▼

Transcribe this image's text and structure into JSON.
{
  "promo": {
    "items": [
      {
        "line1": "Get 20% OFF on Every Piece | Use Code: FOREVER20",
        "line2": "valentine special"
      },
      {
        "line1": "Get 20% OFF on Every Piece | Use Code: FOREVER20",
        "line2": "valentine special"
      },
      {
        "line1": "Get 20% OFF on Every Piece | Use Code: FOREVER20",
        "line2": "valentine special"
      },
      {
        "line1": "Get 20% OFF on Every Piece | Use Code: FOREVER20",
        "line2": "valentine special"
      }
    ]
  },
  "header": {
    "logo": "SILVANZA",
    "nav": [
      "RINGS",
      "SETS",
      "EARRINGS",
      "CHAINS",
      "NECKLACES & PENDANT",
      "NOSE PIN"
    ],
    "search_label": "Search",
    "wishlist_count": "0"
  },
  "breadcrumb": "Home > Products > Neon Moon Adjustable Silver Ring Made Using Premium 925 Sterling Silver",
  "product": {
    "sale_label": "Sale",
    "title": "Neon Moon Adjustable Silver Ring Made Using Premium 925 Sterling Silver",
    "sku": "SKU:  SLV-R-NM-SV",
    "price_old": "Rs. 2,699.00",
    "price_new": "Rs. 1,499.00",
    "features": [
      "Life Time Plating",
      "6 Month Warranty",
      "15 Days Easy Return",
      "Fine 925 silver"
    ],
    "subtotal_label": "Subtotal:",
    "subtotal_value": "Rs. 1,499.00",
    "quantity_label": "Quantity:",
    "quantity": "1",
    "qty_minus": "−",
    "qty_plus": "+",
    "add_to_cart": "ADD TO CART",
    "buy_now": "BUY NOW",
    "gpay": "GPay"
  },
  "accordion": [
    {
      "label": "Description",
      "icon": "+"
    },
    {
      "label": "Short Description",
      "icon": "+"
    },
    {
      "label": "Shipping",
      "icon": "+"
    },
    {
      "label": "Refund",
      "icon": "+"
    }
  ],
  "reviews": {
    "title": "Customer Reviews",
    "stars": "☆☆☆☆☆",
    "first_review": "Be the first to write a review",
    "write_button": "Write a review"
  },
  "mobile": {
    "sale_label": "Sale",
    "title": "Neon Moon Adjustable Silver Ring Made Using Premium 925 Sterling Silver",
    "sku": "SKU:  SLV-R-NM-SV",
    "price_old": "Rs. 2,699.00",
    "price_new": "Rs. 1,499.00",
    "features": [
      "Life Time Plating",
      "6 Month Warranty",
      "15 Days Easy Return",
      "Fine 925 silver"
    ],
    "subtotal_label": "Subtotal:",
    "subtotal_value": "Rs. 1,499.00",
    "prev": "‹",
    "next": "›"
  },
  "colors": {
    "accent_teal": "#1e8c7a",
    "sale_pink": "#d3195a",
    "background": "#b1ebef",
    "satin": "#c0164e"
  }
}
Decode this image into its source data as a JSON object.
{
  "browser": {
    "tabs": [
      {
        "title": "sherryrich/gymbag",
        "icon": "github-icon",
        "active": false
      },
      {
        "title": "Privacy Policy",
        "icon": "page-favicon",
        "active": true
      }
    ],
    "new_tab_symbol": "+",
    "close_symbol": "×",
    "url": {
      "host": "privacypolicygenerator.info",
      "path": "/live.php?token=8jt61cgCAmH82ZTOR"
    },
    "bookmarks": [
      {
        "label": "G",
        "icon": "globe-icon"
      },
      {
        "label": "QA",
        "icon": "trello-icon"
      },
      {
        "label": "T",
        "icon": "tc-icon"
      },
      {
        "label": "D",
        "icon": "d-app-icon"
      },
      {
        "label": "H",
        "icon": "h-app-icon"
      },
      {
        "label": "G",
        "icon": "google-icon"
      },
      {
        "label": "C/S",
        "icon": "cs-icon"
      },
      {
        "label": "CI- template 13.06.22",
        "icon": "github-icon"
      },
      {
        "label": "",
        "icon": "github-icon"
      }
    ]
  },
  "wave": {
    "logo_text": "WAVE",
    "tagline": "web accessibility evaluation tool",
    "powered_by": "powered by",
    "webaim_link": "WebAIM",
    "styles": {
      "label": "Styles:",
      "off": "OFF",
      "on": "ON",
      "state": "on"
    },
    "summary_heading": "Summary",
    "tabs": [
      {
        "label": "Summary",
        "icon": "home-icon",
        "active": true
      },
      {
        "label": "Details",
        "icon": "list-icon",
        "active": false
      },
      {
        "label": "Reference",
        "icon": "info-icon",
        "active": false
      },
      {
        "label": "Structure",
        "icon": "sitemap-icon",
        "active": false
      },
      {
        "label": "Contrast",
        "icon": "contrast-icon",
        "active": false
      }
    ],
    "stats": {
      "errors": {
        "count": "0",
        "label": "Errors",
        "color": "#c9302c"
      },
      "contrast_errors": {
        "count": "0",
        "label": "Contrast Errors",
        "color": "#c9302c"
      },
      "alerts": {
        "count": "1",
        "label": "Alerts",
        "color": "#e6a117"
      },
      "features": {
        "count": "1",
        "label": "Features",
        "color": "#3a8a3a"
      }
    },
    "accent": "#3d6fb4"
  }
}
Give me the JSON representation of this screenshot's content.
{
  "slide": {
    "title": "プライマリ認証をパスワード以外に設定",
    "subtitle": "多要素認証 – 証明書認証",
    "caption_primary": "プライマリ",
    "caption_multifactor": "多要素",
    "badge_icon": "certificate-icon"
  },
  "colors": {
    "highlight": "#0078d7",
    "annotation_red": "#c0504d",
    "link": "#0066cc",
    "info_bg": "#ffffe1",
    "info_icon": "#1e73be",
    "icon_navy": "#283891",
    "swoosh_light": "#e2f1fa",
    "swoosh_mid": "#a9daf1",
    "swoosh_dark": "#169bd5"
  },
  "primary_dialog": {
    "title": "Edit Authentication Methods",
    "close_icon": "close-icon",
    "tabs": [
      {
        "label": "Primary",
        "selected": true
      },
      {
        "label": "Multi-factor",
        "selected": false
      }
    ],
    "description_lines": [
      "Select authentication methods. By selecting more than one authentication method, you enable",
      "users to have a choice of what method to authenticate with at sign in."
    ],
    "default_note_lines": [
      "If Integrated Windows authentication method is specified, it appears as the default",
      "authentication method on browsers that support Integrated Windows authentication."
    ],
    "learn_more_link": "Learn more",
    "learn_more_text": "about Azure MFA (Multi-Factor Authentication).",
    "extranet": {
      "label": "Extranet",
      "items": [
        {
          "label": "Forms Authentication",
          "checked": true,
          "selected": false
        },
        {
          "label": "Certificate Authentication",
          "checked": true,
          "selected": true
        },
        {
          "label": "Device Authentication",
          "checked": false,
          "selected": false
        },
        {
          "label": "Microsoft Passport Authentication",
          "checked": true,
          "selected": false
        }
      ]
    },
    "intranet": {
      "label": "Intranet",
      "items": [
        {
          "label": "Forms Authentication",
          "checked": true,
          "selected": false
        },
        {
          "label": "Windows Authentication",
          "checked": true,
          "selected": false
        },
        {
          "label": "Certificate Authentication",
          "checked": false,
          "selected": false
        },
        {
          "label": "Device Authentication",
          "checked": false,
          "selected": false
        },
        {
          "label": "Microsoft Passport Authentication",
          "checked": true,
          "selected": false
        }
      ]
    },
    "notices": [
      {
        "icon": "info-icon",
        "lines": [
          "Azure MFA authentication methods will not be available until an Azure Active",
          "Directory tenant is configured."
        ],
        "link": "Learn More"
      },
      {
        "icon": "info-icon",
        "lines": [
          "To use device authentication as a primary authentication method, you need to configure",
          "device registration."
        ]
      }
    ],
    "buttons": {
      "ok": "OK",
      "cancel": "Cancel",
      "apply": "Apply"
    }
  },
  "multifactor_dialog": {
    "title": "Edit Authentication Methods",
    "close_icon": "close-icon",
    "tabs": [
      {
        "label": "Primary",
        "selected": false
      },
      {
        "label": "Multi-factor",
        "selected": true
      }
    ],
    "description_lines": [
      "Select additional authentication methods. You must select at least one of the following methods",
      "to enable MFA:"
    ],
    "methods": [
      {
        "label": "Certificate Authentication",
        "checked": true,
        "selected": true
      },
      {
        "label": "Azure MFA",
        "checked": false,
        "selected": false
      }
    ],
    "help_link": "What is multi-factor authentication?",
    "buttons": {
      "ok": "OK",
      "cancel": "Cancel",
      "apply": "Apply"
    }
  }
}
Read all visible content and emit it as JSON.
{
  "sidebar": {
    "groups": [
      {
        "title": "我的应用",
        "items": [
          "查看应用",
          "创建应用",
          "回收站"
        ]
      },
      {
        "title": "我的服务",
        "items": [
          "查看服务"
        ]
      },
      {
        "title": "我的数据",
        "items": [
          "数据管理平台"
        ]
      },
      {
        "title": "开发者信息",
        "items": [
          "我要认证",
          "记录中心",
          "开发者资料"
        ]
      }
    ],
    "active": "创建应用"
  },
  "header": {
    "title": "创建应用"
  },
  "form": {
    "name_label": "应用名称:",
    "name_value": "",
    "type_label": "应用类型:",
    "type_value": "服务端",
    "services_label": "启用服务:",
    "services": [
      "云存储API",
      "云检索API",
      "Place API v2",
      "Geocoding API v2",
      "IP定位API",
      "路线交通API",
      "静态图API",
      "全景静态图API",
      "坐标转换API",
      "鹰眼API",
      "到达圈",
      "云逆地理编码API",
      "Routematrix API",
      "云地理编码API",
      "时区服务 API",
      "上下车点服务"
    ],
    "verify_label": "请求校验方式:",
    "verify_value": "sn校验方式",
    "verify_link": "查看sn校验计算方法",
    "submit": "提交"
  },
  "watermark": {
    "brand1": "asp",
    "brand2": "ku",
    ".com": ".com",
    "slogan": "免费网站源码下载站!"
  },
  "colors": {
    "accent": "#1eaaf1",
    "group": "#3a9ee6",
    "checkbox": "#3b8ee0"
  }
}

▲

Select and copy each line from the data that includes the word "Summary".

    "summary_heading": "Summary",
        "label": "Summary",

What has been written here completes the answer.